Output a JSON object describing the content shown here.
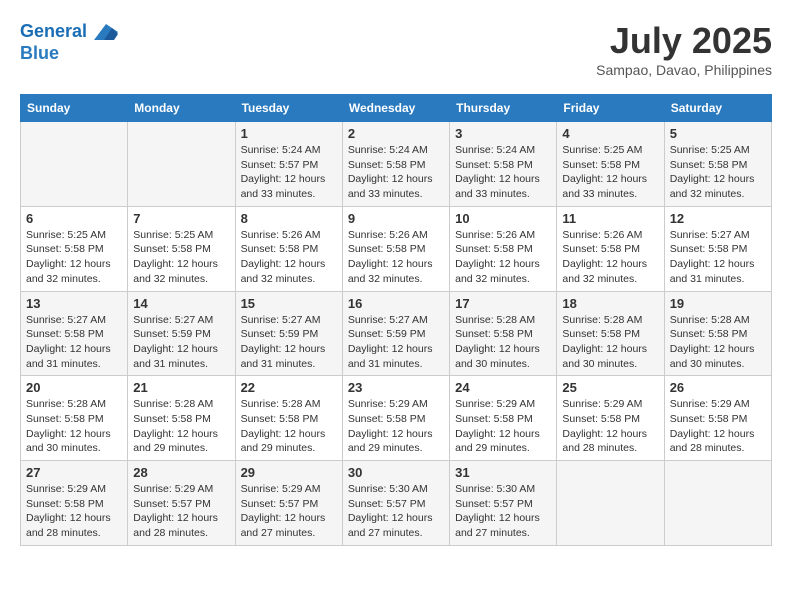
{
  "header": {
    "logo_line1": "General",
    "logo_line2": "Blue",
    "month_year": "July 2025",
    "location": "Sampao, Davao, Philippines"
  },
  "weekdays": [
    "Sunday",
    "Monday",
    "Tuesday",
    "Wednesday",
    "Thursday",
    "Friday",
    "Saturday"
  ],
  "weeks": [
    [
      {
        "day": "",
        "info": ""
      },
      {
        "day": "",
        "info": ""
      },
      {
        "day": "1",
        "info": "Sunrise: 5:24 AM\nSunset: 5:57 PM\nDaylight: 12 hours\nand 33 minutes."
      },
      {
        "day": "2",
        "info": "Sunrise: 5:24 AM\nSunset: 5:58 PM\nDaylight: 12 hours\nand 33 minutes."
      },
      {
        "day": "3",
        "info": "Sunrise: 5:24 AM\nSunset: 5:58 PM\nDaylight: 12 hours\nand 33 minutes."
      },
      {
        "day": "4",
        "info": "Sunrise: 5:25 AM\nSunset: 5:58 PM\nDaylight: 12 hours\nand 33 minutes."
      },
      {
        "day": "5",
        "info": "Sunrise: 5:25 AM\nSunset: 5:58 PM\nDaylight: 12 hours\nand 32 minutes."
      }
    ],
    [
      {
        "day": "6",
        "info": "Sunrise: 5:25 AM\nSunset: 5:58 PM\nDaylight: 12 hours\nand 32 minutes."
      },
      {
        "day": "7",
        "info": "Sunrise: 5:25 AM\nSunset: 5:58 PM\nDaylight: 12 hours\nand 32 minutes."
      },
      {
        "day": "8",
        "info": "Sunrise: 5:26 AM\nSunset: 5:58 PM\nDaylight: 12 hours\nand 32 minutes."
      },
      {
        "day": "9",
        "info": "Sunrise: 5:26 AM\nSunset: 5:58 PM\nDaylight: 12 hours\nand 32 minutes."
      },
      {
        "day": "10",
        "info": "Sunrise: 5:26 AM\nSunset: 5:58 PM\nDaylight: 12 hours\nand 32 minutes."
      },
      {
        "day": "11",
        "info": "Sunrise: 5:26 AM\nSunset: 5:58 PM\nDaylight: 12 hours\nand 32 minutes."
      },
      {
        "day": "12",
        "info": "Sunrise: 5:27 AM\nSunset: 5:58 PM\nDaylight: 12 hours\nand 31 minutes."
      }
    ],
    [
      {
        "day": "13",
        "info": "Sunrise: 5:27 AM\nSunset: 5:58 PM\nDaylight: 12 hours\nand 31 minutes."
      },
      {
        "day": "14",
        "info": "Sunrise: 5:27 AM\nSunset: 5:59 PM\nDaylight: 12 hours\nand 31 minutes."
      },
      {
        "day": "15",
        "info": "Sunrise: 5:27 AM\nSunset: 5:59 PM\nDaylight: 12 hours\nand 31 minutes."
      },
      {
        "day": "16",
        "info": "Sunrise: 5:27 AM\nSunset: 5:59 PM\nDaylight: 12 hours\nand 31 minutes."
      },
      {
        "day": "17",
        "info": "Sunrise: 5:28 AM\nSunset: 5:58 PM\nDaylight: 12 hours\nand 30 minutes."
      },
      {
        "day": "18",
        "info": "Sunrise: 5:28 AM\nSunset: 5:58 PM\nDaylight: 12 hours\nand 30 minutes."
      },
      {
        "day": "19",
        "info": "Sunrise: 5:28 AM\nSunset: 5:58 PM\nDaylight: 12 hours\nand 30 minutes."
      }
    ],
    [
      {
        "day": "20",
        "info": "Sunrise: 5:28 AM\nSunset: 5:58 PM\nDaylight: 12 hours\nand 30 minutes."
      },
      {
        "day": "21",
        "info": "Sunrise: 5:28 AM\nSunset: 5:58 PM\nDaylight: 12 hours\nand 29 minutes."
      },
      {
        "day": "22",
        "info": "Sunrise: 5:28 AM\nSunset: 5:58 PM\nDaylight: 12 hours\nand 29 minutes."
      },
      {
        "day": "23",
        "info": "Sunrise: 5:29 AM\nSunset: 5:58 PM\nDaylight: 12 hours\nand 29 minutes."
      },
      {
        "day": "24",
        "info": "Sunrise: 5:29 AM\nSunset: 5:58 PM\nDaylight: 12 hours\nand 29 minutes."
      },
      {
        "day": "25",
        "info": "Sunrise: 5:29 AM\nSunset: 5:58 PM\nDaylight: 12 hours\nand 28 minutes."
      },
      {
        "day": "26",
        "info": "Sunrise: 5:29 AM\nSunset: 5:58 PM\nDaylight: 12 hours\nand 28 minutes."
      }
    ],
    [
      {
        "day": "27",
        "info": "Sunrise: 5:29 AM\nSunset: 5:58 PM\nDaylight: 12 hours\nand 28 minutes."
      },
      {
        "day": "28",
        "info": "Sunrise: 5:29 AM\nSunset: 5:57 PM\nDaylight: 12 hours\nand 28 minutes."
      },
      {
        "day": "29",
        "info": "Sunrise: 5:29 AM\nSunset: 5:57 PM\nDaylight: 12 hours\nand 27 minutes."
      },
      {
        "day": "30",
        "info": "Sunrise: 5:30 AM\nSunset: 5:57 PM\nDaylight: 12 hours\nand 27 minutes."
      },
      {
        "day": "31",
        "info": "Sunrise: 5:30 AM\nSunset: 5:57 PM\nDaylight: 12 hours\nand 27 minutes."
      },
      {
        "day": "",
        "info": ""
      },
      {
        "day": "",
        "info": ""
      }
    ]
  ]
}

========

*What you are asked to do*: Quote the entries in full. Any image among them is to be omitted from the copy.

*Full answer*:
Output a JSON object describing the content shown here.
{
  "header": {
    "logo_line1": "General",
    "logo_line2": "Blue",
    "month_year": "July 2025",
    "location": "Sampao, Davao, Philippines"
  },
  "weekdays": [
    "Sunday",
    "Monday",
    "Tuesday",
    "Wednesday",
    "Thursday",
    "Friday",
    "Saturday"
  ],
  "weeks": [
    [
      {
        "day": "",
        "info": ""
      },
      {
        "day": "",
        "info": ""
      },
      {
        "day": "1",
        "info": "Sunrise: 5:24 AM\nSunset: 5:57 PM\nDaylight: 12 hours\nand 33 minutes."
      },
      {
        "day": "2",
        "info": "Sunrise: 5:24 AM\nSunset: 5:58 PM\nDaylight: 12 hours\nand 33 minutes."
      },
      {
        "day": "3",
        "info": "Sunrise: 5:24 AM\nSunset: 5:58 PM\nDaylight: 12 hours\nand 33 minutes."
      },
      {
        "day": "4",
        "info": "Sunrise: 5:25 AM\nSunset: 5:58 PM\nDaylight: 12 hours\nand 33 minutes."
      },
      {
        "day": "5",
        "info": "Sunrise: 5:25 AM\nSunset: 5:58 PM\nDaylight: 12 hours\nand 32 minutes."
      }
    ],
    [
      {
        "day": "6",
        "info": "Sunrise: 5:25 AM\nSunset: 5:58 PM\nDaylight: 12 hours\nand 32 minutes."
      },
      {
        "day": "7",
        "info": "Sunrise: 5:25 AM\nSunset: 5:58 PM\nDaylight: 12 hours\nand 32 minutes."
      },
      {
        "day": "8",
        "info": "Sunrise: 5:26 AM\nSunset: 5:58 PM\nDaylight: 12 hours\nand 32 minutes."
      },
      {
        "day": "9",
        "info": "Sunrise: 5:26 AM\nSunset: 5:58 PM\nDaylight: 12 hours\nand 32 minutes."
      },
      {
        "day": "10",
        "info": "Sunrise: 5:26 AM\nSunset: 5:58 PM\nDaylight: 12 hours\nand 32 minutes."
      },
      {
        "day": "11",
        "info": "Sunrise: 5:26 AM\nSunset: 5:58 PM\nDaylight: 12 hours\nand 32 minutes."
      },
      {
        "day": "12",
        "info": "Sunrise: 5:27 AM\nSunset: 5:58 PM\nDaylight: 12 hours\nand 31 minutes."
      }
    ],
    [
      {
        "day": "13",
        "info": "Sunrise: 5:27 AM\nSunset: 5:58 PM\nDaylight: 12 hours\nand 31 minutes."
      },
      {
        "day": "14",
        "info": "Sunrise: 5:27 AM\nSunset: 5:59 PM\nDaylight: 12 hours\nand 31 minutes."
      },
      {
        "day": "15",
        "info": "Sunrise: 5:27 AM\nSunset: 5:59 PM\nDaylight: 12 hours\nand 31 minutes."
      },
      {
        "day": "16",
        "info": "Sunrise: 5:27 AM\nSunset: 5:59 PM\nDaylight: 12 hours\nand 31 minutes."
      },
      {
        "day": "17",
        "info": "Sunrise: 5:28 AM\nSunset: 5:58 PM\nDaylight: 12 hours\nand 30 minutes."
      },
      {
        "day": "18",
        "info": "Sunrise: 5:28 AM\nSunset: 5:58 PM\nDaylight: 12 hours\nand 30 minutes."
      },
      {
        "day": "19",
        "info": "Sunrise: 5:28 AM\nSunset: 5:58 PM\nDaylight: 12 hours\nand 30 minutes."
      }
    ],
    [
      {
        "day": "20",
        "info": "Sunrise: 5:28 AM\nSunset: 5:58 PM\nDaylight: 12 hours\nand 30 minutes."
      },
      {
        "day": "21",
        "info": "Sunrise: 5:28 AM\nSunset: 5:58 PM\nDaylight: 12 hours\nand 29 minutes."
      },
      {
        "day": "22",
        "info": "Sunrise: 5:28 AM\nSunset: 5:58 PM\nDaylight: 12 hours\nand 29 minutes."
      },
      {
        "day": "23",
        "info": "Sunrise: 5:29 AM\nSunset: 5:58 PM\nDaylight: 12 hours\nand 29 minutes."
      },
      {
        "day": "24",
        "info": "Sunrise: 5:29 AM\nSunset: 5:58 PM\nDaylight: 12 hours\nand 29 minutes."
      },
      {
        "day": "25",
        "info": "Sunrise: 5:29 AM\nSunset: 5:58 PM\nDaylight: 12 hours\nand 28 minutes."
      },
      {
        "day": "26",
        "info": "Sunrise: 5:29 AM\nSunset: 5:58 PM\nDaylight: 12 hours\nand 28 minutes."
      }
    ],
    [
      {
        "day": "27",
        "info": "Sunrise: 5:29 AM\nSunset: 5:58 PM\nDaylight: 12 hours\nand 28 minutes."
      },
      {
        "day": "28",
        "info": "Sunrise: 5:29 AM\nSunset: 5:57 PM\nDaylight: 12 hours\nand 28 minutes."
      },
      {
        "day": "29",
        "info": "Sunrise: 5:29 AM\nSunset: 5:57 PM\nDaylight: 12 hours\nand 27 minutes."
      },
      {
        "day": "30",
        "info": "Sunrise: 5:30 AM\nSunset: 5:57 PM\nDaylight: 12 hours\nand 27 minutes."
      },
      {
        "day": "31",
        "info": "Sunrise: 5:30 AM\nSunset: 5:57 PM\nDaylight: 12 hours\nand 27 minutes."
      },
      {
        "day": "",
        "info": ""
      },
      {
        "day": "",
        "info": ""
      }
    ]
  ]
}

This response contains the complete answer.